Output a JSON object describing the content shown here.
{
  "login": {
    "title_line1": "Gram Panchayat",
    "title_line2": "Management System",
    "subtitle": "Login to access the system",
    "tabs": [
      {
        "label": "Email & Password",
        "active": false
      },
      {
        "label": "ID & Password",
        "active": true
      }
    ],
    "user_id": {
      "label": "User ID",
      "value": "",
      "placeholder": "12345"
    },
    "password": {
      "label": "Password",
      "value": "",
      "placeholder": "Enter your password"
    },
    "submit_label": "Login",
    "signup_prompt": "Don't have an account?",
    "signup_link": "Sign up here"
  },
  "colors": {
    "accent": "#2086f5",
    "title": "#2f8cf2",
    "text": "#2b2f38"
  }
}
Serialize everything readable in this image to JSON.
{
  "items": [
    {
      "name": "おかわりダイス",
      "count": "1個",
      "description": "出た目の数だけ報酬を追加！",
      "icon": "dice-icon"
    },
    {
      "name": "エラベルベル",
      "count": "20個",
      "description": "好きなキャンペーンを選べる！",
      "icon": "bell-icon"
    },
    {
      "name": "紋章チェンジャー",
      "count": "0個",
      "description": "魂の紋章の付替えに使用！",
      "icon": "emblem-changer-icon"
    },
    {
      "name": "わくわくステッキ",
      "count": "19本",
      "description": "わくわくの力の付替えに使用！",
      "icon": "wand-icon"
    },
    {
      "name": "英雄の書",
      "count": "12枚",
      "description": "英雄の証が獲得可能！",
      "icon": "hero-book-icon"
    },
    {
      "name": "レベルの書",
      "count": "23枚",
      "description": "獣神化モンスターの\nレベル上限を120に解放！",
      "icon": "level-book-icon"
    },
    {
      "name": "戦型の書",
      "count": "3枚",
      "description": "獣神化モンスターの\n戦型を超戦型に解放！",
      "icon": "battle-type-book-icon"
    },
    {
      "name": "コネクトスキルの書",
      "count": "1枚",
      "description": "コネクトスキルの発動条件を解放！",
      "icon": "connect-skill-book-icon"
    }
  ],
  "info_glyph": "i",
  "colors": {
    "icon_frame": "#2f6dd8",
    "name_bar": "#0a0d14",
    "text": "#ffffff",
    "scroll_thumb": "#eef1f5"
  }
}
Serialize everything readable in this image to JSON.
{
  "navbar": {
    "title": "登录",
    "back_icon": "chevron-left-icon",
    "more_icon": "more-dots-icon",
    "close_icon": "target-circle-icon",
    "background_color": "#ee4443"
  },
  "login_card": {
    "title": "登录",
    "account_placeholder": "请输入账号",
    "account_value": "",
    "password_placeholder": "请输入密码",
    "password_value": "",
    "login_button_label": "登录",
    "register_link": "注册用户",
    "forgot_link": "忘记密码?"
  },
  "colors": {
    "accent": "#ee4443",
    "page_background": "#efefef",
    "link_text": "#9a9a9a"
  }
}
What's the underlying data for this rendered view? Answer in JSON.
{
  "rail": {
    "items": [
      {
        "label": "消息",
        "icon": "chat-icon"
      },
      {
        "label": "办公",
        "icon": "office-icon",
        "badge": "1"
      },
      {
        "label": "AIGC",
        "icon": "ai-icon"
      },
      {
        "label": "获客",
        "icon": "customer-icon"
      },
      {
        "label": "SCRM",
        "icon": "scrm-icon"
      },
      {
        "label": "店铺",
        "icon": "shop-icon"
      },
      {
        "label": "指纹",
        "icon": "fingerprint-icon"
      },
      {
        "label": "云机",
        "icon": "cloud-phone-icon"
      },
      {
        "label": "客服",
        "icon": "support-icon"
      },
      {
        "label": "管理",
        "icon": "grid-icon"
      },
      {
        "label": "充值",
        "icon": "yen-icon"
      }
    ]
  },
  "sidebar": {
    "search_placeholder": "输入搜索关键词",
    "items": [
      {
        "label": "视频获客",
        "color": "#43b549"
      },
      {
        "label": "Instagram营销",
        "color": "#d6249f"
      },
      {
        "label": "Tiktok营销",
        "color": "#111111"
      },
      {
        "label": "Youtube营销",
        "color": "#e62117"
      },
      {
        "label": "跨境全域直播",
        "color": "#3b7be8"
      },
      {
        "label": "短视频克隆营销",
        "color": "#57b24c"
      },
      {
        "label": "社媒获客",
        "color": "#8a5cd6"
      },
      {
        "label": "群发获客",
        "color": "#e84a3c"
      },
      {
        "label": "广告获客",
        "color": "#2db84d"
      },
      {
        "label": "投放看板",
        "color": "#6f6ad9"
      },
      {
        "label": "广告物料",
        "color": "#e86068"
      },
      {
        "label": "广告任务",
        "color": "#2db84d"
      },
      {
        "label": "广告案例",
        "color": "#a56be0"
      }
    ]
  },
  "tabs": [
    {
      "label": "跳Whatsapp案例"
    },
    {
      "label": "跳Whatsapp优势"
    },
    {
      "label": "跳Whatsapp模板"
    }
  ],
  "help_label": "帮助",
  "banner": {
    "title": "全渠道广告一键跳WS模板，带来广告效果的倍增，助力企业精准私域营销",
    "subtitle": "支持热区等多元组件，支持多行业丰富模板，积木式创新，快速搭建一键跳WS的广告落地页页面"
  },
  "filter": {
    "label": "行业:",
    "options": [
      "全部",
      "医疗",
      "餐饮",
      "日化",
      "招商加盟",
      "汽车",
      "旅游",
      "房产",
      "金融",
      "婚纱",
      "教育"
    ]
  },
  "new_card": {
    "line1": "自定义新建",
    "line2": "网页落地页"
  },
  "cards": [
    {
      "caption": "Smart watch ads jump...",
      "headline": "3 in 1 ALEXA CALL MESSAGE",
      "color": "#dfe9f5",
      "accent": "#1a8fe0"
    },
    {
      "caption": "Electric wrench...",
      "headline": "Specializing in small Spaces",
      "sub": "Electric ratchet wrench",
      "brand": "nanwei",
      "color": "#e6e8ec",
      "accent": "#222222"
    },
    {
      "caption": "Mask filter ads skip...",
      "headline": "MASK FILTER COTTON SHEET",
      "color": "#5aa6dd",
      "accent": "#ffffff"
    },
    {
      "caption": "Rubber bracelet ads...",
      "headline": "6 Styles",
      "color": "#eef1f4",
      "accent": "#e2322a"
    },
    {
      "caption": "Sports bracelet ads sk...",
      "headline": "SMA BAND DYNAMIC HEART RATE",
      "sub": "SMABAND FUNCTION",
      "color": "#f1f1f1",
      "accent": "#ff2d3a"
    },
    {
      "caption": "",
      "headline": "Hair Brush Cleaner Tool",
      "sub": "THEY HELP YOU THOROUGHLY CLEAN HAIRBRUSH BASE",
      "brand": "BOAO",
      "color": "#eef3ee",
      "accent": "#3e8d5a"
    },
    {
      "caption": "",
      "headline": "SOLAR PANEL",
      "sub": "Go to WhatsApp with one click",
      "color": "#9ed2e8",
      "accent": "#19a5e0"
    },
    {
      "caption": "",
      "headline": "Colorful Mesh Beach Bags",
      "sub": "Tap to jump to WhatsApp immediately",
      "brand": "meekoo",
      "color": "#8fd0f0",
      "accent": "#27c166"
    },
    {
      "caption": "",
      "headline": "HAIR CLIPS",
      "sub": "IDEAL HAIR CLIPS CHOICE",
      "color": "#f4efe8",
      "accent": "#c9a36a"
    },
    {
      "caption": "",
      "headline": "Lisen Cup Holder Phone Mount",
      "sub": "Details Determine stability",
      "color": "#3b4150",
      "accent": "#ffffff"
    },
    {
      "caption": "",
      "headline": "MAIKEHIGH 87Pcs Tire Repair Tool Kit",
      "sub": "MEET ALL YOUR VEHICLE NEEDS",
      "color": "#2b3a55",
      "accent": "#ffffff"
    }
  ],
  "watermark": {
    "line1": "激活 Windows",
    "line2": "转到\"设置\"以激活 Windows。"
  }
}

## Brief
Take the entries above and transcribe them in full.

## Correct result
Output a JSON object describing the content shown here.
{
  "login": {
    "title_line1": "Gram Panchayat",
    "title_line2": "Management System",
    "subtitle": "Login to access the system",
    "tabs": [
      {
        "label": "Email & Password",
        "active": false
      },
      {
        "label": "ID & Password",
        "active": true
      }
    ],
    "user_id": {
      "label": "User ID",
      "value": "",
      "placeholder": "12345"
    },
    "password": {
      "label": "Password",
      "value": "",
      "placeholder": "Enter your password"
    },
    "submit_label": "Login",
    "signup_prompt": "Don't have an account?",
    "signup_link": "Sign up here"
  },
  "colors": {
    "accent": "#2086f5",
    "title": "#2f8cf2",
    "text": "#2b2f38"
  }
}
Serialize everything readable in this image to JSON.
{
  "items": [
    {
      "name": "おかわりダイス",
      "count": "1個",
      "description": "出た目の数だけ報酬を追加！",
      "icon": "dice-icon"
    },
    {
      "name": "エラベルベル",
      "count": "20個",
      "description": "好きなキャンペーンを選べる！",
      "icon": "bell-icon"
    },
    {
      "name": "紋章チェンジャー",
      "count": "0個",
      "description": "魂の紋章の付替えに使用！",
      "icon": "emblem-changer-icon"
    },
    {
      "name": "わくわくステッキ",
      "count": "19本",
      "description": "わくわくの力の付替えに使用！",
      "icon": "wand-icon"
    },
    {
      "name": "英雄の書",
      "count": "12枚",
      "description": "英雄の証が獲得可能！",
      "icon": "hero-book-icon"
    },
    {
      "name": "レベルの書",
      "count": "23枚",
      "description": "獣神化モンスターの\nレベル上限を120に解放！",
      "icon": "level-book-icon"
    },
    {
      "name": "戦型の書",
      "count": "3枚",
      "description": "獣神化モンスターの\n戦型を超戦型に解放！",
      "icon": "battle-type-book-icon"
    },
    {
      "name": "コネクトスキルの書",
      "count": "1枚",
      "description": "コネクトスキルの発動条件を解放！",
      "icon": "connect-skill-book-icon"
    }
  ],
  "info_glyph": "i",
  "colors": {
    "icon_frame": "#2f6dd8",
    "name_bar": "#0a0d14",
    "text": "#ffffff",
    "scroll_thumb": "#eef1f5"
  }
}
Serialize everything readable in this image to JSON.
{
  "navbar": {
    "title": "登录",
    "back_icon": "chevron-left-icon",
    "more_icon": "more-dots-icon",
    "close_icon": "target-circle-icon",
    "background_color": "#ee4443"
  },
  "login_card": {
    "title": "登录",
    "account_placeholder": "请输入账号",
    "account_value": "",
    "password_placeholder": "请输入密码",
    "password_value": "",
    "login_button_label": "登录",
    "register_link": "注册用户",
    "forgot_link": "忘记密码?"
  },
  "colors": {
    "accent": "#ee4443",
    "page_background": "#efefef",
    "link_text": "#9a9a9a"
  }
}
What's the underlying data for this rendered view? Answer in JSON.
{
  "rail": {
    "items": [
      {
        "label": "消息",
        "icon": "chat-icon"
      },
      {
        "label": "办公",
        "icon": "office-icon",
        "badge": "1"
      },
      {
        "label": "AIGC",
        "icon": "ai-icon"
      },
      {
        "label": "获客",
        "icon": "customer-icon"
      },
      {
        "label": "SCRM",
        "icon": "scrm-icon"
      },
      {
        "label": "店铺",
        "icon": "shop-icon"
      },
      {
        "label": "指纹",
        "icon": "fingerprint-icon"
      },
      {
        "label": "云机",
        "icon": "cloud-phone-icon"
      },
      {
        "label": "客服",
        "icon": "support-icon"
      },
      {
        "label": "管理",
        "icon": "grid-icon"
      },
      {
        "label": "充值",
        "icon": "yen-icon"
      }
    ]
  },
  "sidebar": {
    "search_placeholder": "输入搜索关键词",
    "items": [
      {
        "label": "视频获客",
        "color": "#43b549"
      },
      {
        "label": "Instagram营销",
        "color": "#d6249f"
      },
      {
        "label": "Tiktok营销",
        "color": "#111111"
      },
      {
        "label": "Youtube营销",
        "color": "#e62117"
      },
      {
        "label": "跨境全域直播",
        "color": "#3b7be8"
      },
      {
        "label": "短视频克隆营销",
        "color": "#57b24c"
      },
      {
        "label": "社媒获客",
        "color": "#8a5cd6"
      },
      {
        "label": "群发获客",
        "color": "#e84a3c"
      },
      {
        "label": "广告获客",
        "color": "#2db84d"
      },
      {
        "label": "投放看板",
        "color": "#6f6ad9"
      },
      {
        "label": "广告物料",
        "color": "#e86068"
      },
      {
        "label": "广告任务",
        "color": "#2db84d"
      },
      {
        "label": "广告案例",
        "color": "#a56be0"
      }
    ]
  },
  "tabs": [
    {
      "label": "跳Whatsapp案例"
    },
    {
      "label": "跳Whatsapp优势"
    },
    {
      "label": "跳Whatsapp模板"
    }
  ],
  "help_label": "帮助",
  "banner": {
    "title": "全渠道广告一键跳WS模板，带来广告效果的倍增，助力企业精准私域营销",
    "subtitle": "支持热区等多元组件，支持多行业丰富模板，积木式创新，快速搭建一键跳WS的广告落地页页面"
  },
  "filter": {
    "label": "行业:",
    "options": [
      "全部",
      "医疗",
      "餐饮",
      "日化",
      "招商加盟",
      "汽车",
      "旅游",
      "房产",
      "金融",
      "婚纱",
      "教育"
    ]
  },
  "new_card": {
    "line1": "自定义新建",
    "line2": "网页落地页"
  },
  "cards": [
    {
      "caption": "Smart watch ads jump...",
      "headline": "3 in 1 ALEXA CALL MESSAGE",
      "color": "#dfe9f5",
      "accent": "#1a8fe0"
    },
    {
      "caption": "Electric wrench...",
      "headline": "Specializing in small Spaces",
      "sub": "Electric ratchet wrench",
      "brand": "nanwei",
      "color": "#e6e8ec",
      "accent": "#222222"
    },
    {
      "caption": "Mask filter ads skip...",
      "headline": "MASK FILTER COTTON SHEET",
      "color": "#5aa6dd",
      "accent": "#ffffff"
    },
    {
      "caption": "Rubber bracelet ads...",
      "headline": "6 Styles",
      "color": "#eef1f4",
      "accent": "#e2322a"
    },
    {
      "caption": "Sports bracelet ads sk...",
      "headline": "SMA BAND DYNAMIC HEART RATE",
      "sub": "SMABAND FUNCTION",
      "color": "#f1f1f1",
      "accent": "#ff2d3a"
    },
    {
      "caption": "",
      "headline": "Hair Brush Cleaner Tool",
      "sub": "THEY HELP YOU THOROUGHLY CLEAN HAIRBRUSH BASE",
      "brand": "BOAO",
      "color": "#eef3ee",
      "accent": "#3e8d5a"
    },
    {
      "caption": "",
      "headline": "SOLAR PANEL",
      "sub": "Go to WhatsApp with one click",
      "color": "#9ed2e8",
      "accent": "#19a5e0"
    },
    {
      "caption": "",
      "headline": "Colorful Mesh Beach Bags",
      "sub": "Tap to jump to WhatsApp immediately",
      "brand": "meekoo",
      "color": "#8fd0f0",
      "accent": "#27c166"
    },
    {
      "caption": "",
      "headline": "HAIR CLIPS",
      "sub": "IDEAL HAIR CLIPS CHOICE",
      "color": "#f4efe8",
      "accent": "#c9a36a"
    },
    {
      "caption": "",
      "headline": "Lisen Cup Holder Phone Mount",
      "sub": "Details Determine stability",
      "color": "#3b4150",
      "accent": "#ffffff"
    },
    {
      "caption": "",
      "headline": "MAIKEHIGH 87Pcs Tire Repair Tool Kit",
      "sub": "MEET ALL YOUR VEHICLE NEEDS",
      "color": "#2b3a55",
      "accent": "#ffffff"
    }
  ],
  "watermark": {
    "line1": "激活 Windows",
    "line2": "转到\"设置\"以激活 Windows。"
  }
}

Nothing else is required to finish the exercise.